--- start Available records ---
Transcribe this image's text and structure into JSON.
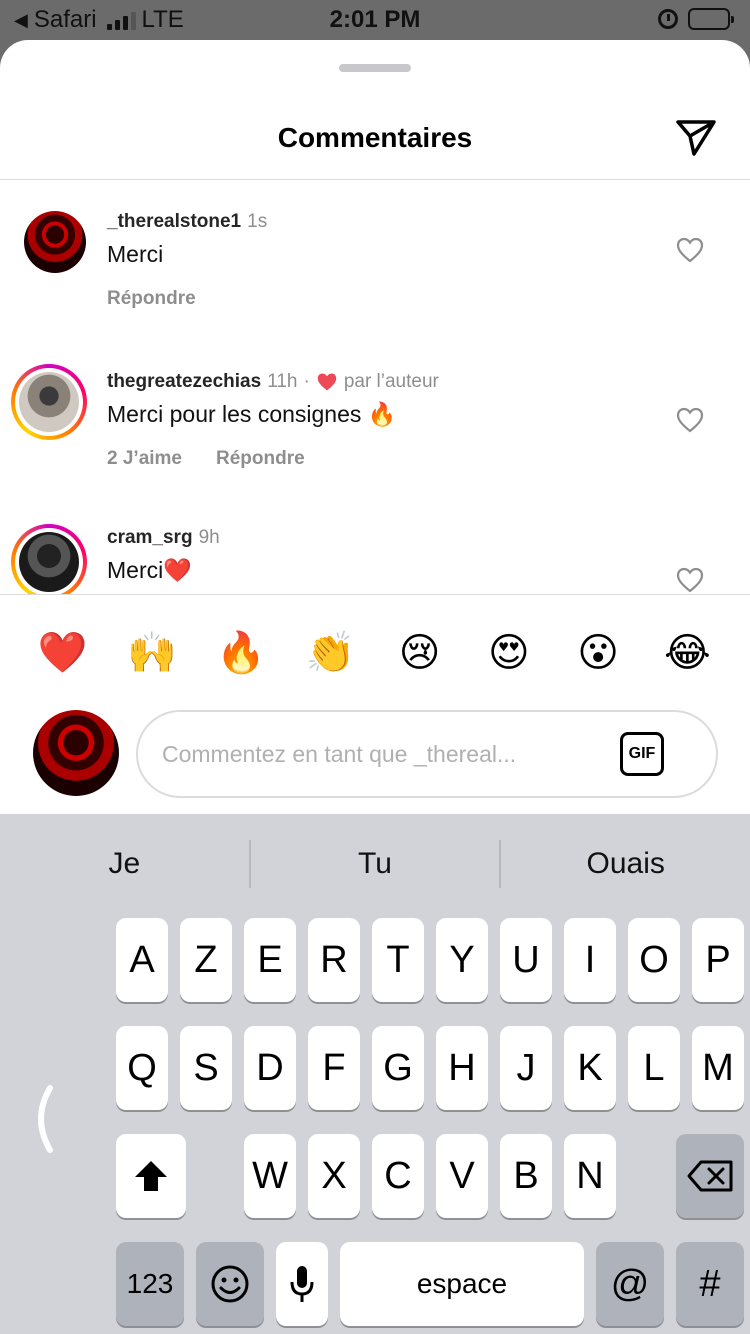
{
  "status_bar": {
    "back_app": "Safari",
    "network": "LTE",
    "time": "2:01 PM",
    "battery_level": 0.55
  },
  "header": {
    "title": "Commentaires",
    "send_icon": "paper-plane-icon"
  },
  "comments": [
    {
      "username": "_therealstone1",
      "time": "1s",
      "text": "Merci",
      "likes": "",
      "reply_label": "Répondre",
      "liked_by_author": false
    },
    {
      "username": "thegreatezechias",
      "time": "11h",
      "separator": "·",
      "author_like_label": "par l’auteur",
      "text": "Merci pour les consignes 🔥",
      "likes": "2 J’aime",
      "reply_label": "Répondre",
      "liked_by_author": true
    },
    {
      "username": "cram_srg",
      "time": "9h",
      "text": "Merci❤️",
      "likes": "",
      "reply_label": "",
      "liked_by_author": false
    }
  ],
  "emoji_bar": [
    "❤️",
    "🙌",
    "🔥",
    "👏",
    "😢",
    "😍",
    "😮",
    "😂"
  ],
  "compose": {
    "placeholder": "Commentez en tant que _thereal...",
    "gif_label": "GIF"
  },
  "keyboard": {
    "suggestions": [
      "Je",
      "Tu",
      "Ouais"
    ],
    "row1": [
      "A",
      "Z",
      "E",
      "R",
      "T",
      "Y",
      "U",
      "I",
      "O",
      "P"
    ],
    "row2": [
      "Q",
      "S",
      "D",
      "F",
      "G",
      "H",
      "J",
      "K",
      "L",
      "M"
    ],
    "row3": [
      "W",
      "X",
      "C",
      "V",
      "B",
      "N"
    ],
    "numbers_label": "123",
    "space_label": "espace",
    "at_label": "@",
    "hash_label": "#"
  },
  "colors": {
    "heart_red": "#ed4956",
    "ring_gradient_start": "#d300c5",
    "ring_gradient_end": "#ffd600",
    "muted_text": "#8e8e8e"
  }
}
--- end Available records ---
--- start Available records ---
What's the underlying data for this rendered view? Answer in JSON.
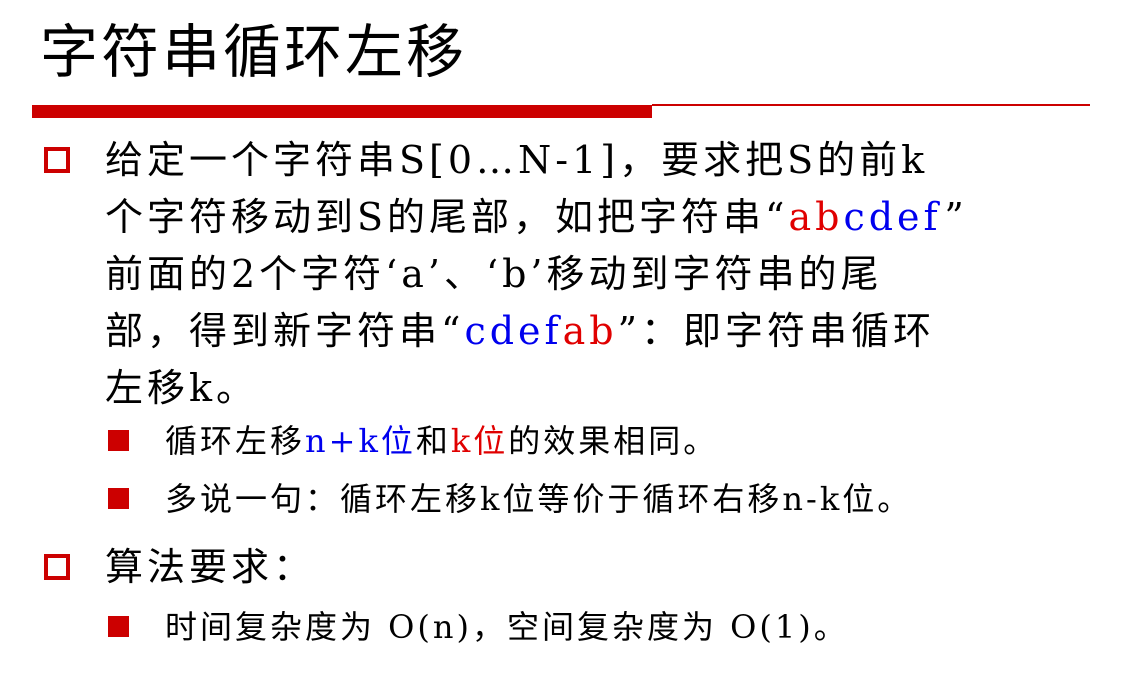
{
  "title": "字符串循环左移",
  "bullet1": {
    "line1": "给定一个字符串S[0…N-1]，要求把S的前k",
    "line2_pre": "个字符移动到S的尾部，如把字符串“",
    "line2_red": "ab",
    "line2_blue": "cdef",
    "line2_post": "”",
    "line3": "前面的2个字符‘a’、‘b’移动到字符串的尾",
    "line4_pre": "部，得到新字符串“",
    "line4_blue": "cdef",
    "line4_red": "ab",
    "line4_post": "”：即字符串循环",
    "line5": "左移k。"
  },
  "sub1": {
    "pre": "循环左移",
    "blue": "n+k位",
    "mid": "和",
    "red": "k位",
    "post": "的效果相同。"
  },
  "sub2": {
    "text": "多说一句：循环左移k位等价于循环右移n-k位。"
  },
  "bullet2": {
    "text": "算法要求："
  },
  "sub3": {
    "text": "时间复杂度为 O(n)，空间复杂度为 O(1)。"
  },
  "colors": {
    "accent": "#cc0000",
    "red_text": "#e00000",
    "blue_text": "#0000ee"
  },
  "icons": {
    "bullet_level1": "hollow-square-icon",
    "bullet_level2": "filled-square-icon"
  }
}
--- end Available records ---
## The problem
From the listing above, copy out each line where the word "JSON" appears.

## Result for this exercise
Transcribe this image's text and structure into JSON.
What's the underlying data for this rendered view? Answer in JSON.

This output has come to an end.